[Dataset excerpt]
========================================================================

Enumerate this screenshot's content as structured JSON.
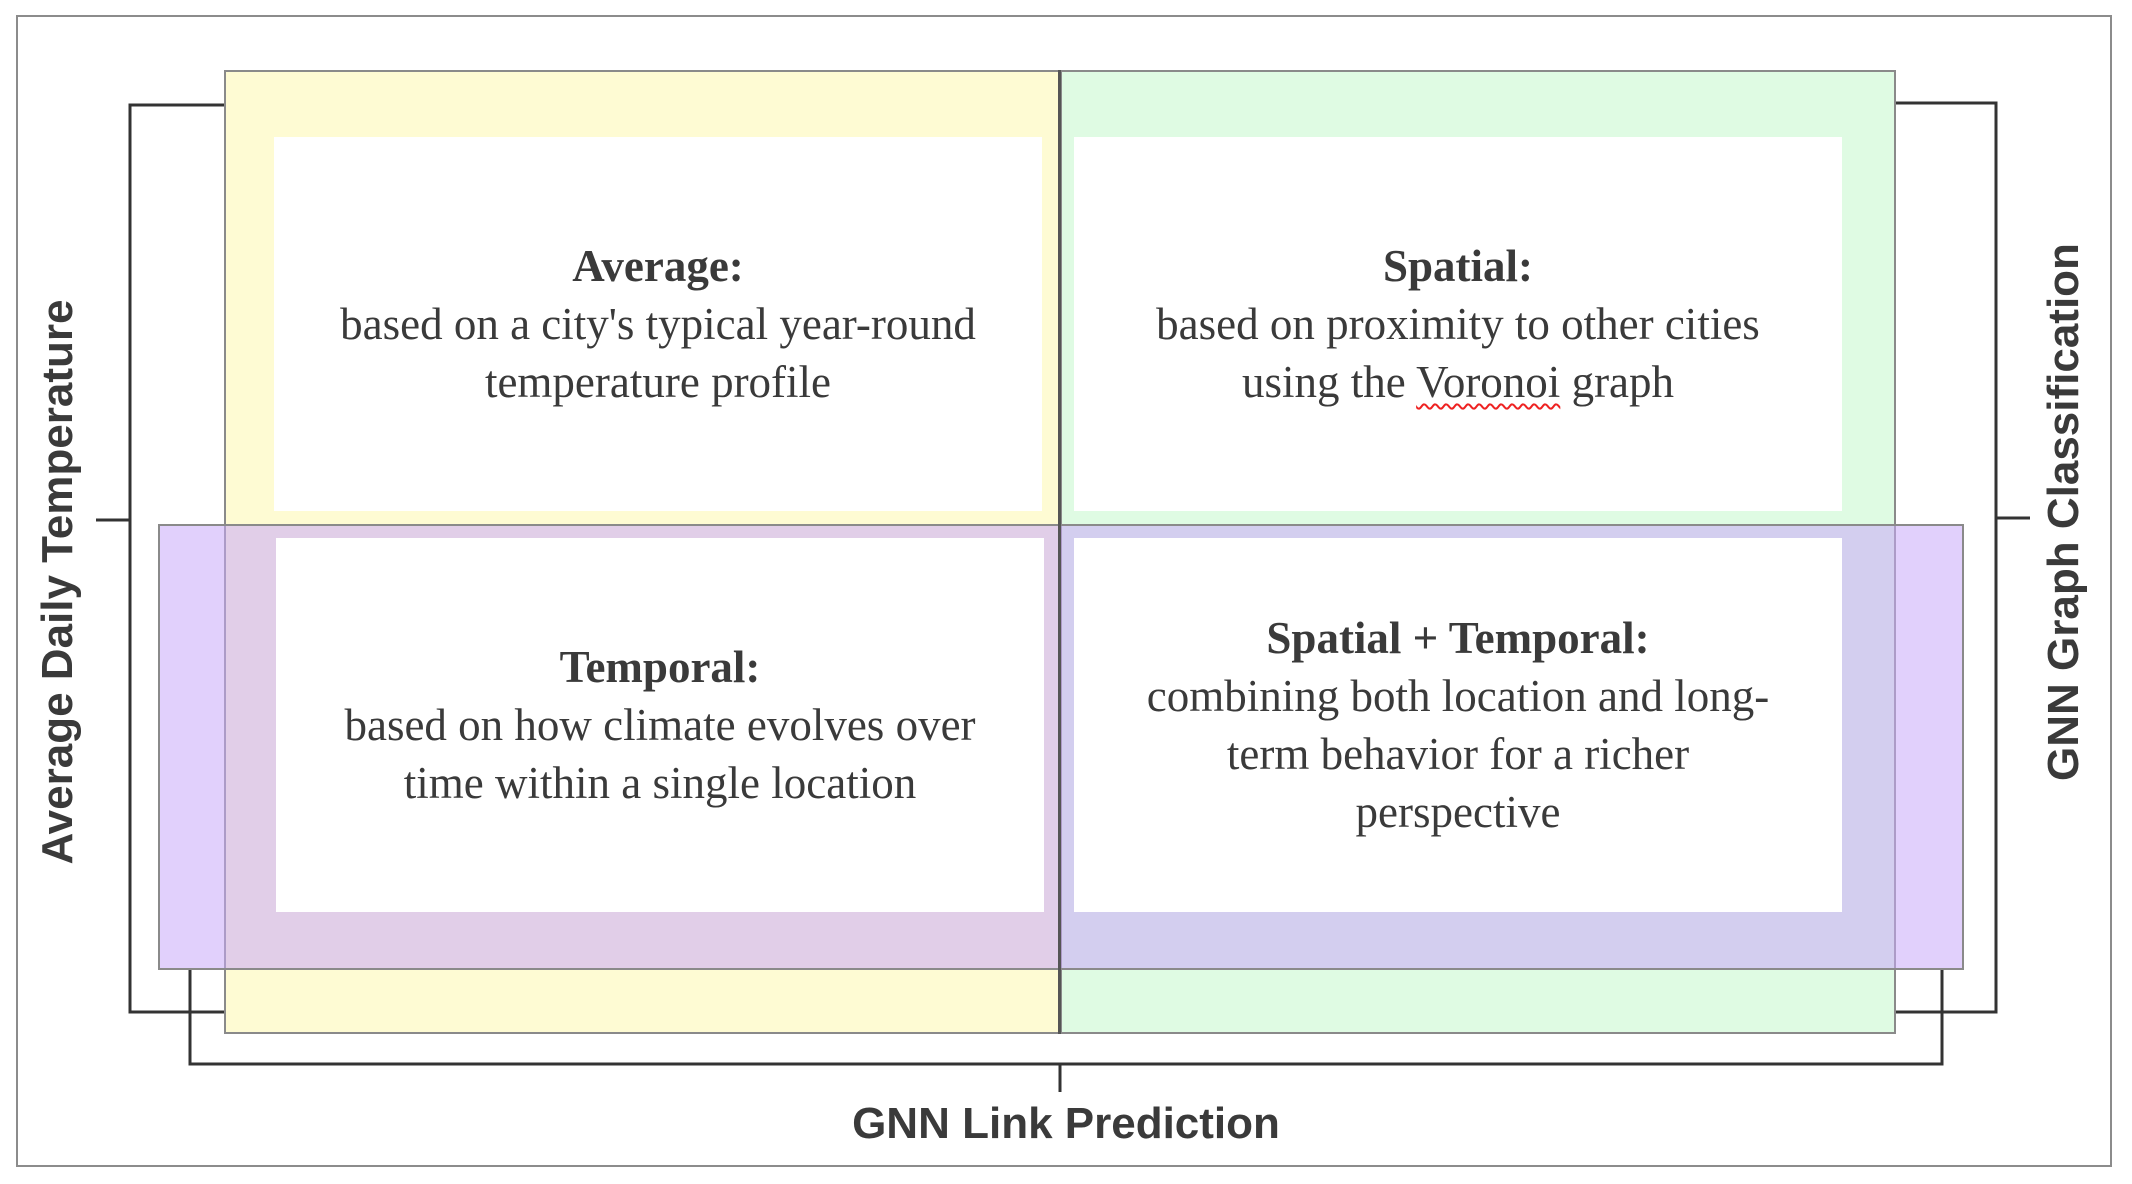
{
  "labels": {
    "left": "Average Daily Temperature",
    "right": "GNN Graph Classification",
    "bottom": "GNN Link Prediction"
  },
  "quadrants": [
    {
      "title": "Average:",
      "body": "based on a city's typical year-round\ntemperature profile"
    },
    {
      "title": "Spatial:",
      "body_before": "based on proximity to other cities\nusing the ",
      "body_marked": "Voronoi",
      "body_after": " graph"
    },
    {
      "title": "Temporal:",
      "body": "based on how climate evolves over\ntime within a single location"
    },
    {
      "title": "Spatial + Temporal:",
      "body": "combining both location and long-\nterm behavior for a richer\nperspective"
    }
  ],
  "colors": {
    "left_column": "#fefbd3",
    "right_column": "#dffbe3",
    "bottom_row": "#c8aafa"
  }
}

========================================================================

The entries above should be reproduced exactly, without their pictures.

• **The response**:
Enumerate this screenshot's content as structured JSON.
{
  "labels": {
    "left": "Average Daily Temperature",
    "right": "GNN Graph Classification",
    "bottom": "GNN Link Prediction"
  },
  "quadrants": [
    {
      "title": "Average:",
      "body": "based on a city's typical year-round\ntemperature profile"
    },
    {
      "title": "Spatial:",
      "body_before": "based on proximity to other cities\nusing the ",
      "body_marked": "Voronoi",
      "body_after": " graph"
    },
    {
      "title": "Temporal:",
      "body": "based on how climate evolves over\ntime within a single location"
    },
    {
      "title": "Spatial + Temporal:",
      "body": "combining both location and long-\nterm behavior for a richer\nperspective"
    }
  ],
  "colors": {
    "left_column": "#fefbd3",
    "right_column": "#dffbe3",
    "bottom_row": "#c8aafa"
  }
}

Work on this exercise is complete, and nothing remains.